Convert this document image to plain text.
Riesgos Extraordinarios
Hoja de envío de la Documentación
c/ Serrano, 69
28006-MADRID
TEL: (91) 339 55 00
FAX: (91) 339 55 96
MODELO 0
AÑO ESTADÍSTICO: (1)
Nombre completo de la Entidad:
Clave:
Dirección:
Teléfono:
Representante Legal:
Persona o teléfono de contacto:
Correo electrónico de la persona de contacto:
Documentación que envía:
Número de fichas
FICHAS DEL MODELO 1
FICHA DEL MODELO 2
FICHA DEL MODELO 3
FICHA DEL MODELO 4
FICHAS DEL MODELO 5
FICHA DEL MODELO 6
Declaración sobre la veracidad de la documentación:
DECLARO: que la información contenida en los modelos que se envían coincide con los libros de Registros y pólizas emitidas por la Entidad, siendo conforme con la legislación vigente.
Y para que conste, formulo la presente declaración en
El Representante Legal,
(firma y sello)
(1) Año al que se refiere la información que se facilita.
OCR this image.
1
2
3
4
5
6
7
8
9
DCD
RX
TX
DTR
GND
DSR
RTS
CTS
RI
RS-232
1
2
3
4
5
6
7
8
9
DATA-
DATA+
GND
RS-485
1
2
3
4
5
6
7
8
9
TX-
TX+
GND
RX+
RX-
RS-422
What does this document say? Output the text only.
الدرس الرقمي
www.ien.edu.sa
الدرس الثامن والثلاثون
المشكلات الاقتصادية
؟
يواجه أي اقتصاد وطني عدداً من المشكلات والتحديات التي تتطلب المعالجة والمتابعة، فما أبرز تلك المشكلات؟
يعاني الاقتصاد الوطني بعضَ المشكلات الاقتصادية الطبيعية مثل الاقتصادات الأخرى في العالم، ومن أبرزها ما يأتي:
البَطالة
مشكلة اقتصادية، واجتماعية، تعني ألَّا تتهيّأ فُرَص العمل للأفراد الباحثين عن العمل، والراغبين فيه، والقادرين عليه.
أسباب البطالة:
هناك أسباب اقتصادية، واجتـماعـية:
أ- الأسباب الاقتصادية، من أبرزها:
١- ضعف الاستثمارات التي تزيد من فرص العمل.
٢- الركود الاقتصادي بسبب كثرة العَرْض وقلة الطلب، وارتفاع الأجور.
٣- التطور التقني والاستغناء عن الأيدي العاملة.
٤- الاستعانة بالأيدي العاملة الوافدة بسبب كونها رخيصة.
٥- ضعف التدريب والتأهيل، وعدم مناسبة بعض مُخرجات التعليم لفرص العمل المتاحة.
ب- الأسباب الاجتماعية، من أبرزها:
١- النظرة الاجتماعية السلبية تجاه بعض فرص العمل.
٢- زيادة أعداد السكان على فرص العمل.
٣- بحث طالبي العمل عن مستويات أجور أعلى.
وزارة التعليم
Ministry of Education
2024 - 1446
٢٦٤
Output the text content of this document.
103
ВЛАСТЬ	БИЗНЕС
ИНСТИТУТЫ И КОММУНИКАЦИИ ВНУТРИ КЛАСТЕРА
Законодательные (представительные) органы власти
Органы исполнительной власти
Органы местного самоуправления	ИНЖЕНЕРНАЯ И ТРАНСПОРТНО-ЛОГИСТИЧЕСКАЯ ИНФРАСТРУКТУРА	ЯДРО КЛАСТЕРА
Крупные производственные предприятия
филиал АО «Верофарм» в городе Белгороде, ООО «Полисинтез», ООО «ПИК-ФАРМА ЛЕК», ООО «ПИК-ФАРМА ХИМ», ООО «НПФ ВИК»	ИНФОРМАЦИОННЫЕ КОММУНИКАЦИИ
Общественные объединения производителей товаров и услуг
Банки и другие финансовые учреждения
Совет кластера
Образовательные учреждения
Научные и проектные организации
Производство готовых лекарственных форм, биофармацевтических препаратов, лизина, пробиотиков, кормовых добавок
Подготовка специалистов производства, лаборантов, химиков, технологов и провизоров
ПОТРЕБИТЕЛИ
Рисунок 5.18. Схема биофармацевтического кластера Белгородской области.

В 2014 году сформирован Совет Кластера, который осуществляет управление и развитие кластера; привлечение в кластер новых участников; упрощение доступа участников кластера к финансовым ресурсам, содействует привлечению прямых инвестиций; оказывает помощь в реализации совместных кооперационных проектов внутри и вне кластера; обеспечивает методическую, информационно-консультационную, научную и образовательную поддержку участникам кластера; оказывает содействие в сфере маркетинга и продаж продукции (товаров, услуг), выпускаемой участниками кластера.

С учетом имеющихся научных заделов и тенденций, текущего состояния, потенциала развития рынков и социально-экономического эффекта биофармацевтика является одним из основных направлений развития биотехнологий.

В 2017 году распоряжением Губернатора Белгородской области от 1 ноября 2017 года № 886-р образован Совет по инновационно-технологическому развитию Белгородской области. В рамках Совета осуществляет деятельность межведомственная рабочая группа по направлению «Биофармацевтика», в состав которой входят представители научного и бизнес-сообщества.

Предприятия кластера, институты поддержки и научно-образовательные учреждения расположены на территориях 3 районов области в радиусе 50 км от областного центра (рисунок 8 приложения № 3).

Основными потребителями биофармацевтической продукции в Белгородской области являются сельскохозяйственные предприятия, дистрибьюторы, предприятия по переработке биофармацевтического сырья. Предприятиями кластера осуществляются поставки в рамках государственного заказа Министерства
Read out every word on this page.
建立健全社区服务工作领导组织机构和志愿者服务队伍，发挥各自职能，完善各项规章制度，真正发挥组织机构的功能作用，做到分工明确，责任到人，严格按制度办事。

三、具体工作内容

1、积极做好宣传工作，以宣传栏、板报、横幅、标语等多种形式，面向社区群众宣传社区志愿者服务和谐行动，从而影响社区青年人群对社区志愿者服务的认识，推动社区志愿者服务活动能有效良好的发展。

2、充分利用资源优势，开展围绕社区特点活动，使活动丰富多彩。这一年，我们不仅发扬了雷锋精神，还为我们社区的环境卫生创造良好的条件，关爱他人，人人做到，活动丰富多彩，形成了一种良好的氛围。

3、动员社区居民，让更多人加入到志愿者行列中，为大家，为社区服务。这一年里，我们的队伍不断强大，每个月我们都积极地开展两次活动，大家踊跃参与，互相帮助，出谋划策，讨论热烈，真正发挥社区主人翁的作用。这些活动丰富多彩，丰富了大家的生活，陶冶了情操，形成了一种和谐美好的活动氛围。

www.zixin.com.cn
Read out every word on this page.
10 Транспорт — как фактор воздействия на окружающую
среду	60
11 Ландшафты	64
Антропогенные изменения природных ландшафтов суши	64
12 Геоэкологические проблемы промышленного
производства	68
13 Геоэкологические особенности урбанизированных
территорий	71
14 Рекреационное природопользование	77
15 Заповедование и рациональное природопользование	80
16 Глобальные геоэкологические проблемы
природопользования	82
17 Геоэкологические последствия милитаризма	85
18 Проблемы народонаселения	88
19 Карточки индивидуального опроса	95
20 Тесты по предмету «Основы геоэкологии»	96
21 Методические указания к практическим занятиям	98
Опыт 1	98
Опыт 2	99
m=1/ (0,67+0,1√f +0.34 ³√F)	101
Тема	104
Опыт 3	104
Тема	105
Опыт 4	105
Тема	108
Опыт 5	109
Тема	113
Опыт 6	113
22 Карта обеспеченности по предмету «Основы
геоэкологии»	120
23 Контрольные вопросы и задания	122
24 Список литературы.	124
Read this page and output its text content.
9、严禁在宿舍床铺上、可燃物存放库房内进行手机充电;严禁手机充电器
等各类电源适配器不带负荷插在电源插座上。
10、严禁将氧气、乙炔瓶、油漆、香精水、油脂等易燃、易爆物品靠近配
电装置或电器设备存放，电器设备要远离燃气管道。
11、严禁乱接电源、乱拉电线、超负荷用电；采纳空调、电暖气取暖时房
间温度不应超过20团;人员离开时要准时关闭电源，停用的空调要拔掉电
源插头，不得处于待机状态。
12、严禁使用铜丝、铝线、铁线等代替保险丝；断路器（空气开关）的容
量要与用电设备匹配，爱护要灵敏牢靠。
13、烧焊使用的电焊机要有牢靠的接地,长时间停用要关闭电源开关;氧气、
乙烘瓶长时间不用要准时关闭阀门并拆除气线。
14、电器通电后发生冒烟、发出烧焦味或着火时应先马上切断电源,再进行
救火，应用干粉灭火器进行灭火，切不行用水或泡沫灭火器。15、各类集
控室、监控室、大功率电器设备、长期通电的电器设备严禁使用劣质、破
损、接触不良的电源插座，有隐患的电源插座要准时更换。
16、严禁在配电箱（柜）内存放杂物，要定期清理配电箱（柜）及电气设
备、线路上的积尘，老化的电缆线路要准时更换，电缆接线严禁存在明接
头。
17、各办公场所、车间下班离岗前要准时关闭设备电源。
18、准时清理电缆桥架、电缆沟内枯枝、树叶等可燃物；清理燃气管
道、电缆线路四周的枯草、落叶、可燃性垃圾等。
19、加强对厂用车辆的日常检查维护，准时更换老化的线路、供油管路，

DIRECTIVE —
Search the entries for the string "بسبب" and collect each line that has it.

ANSWER TO THIS EXERCISE —
٢- الركود الاقتصادي بسبب كثرة العَرْض وقلة الطلب، وارتفاع الأجور.
٤- الاستعانة بالأيدي العاملة الوافدة بسبب كونها رخيصة.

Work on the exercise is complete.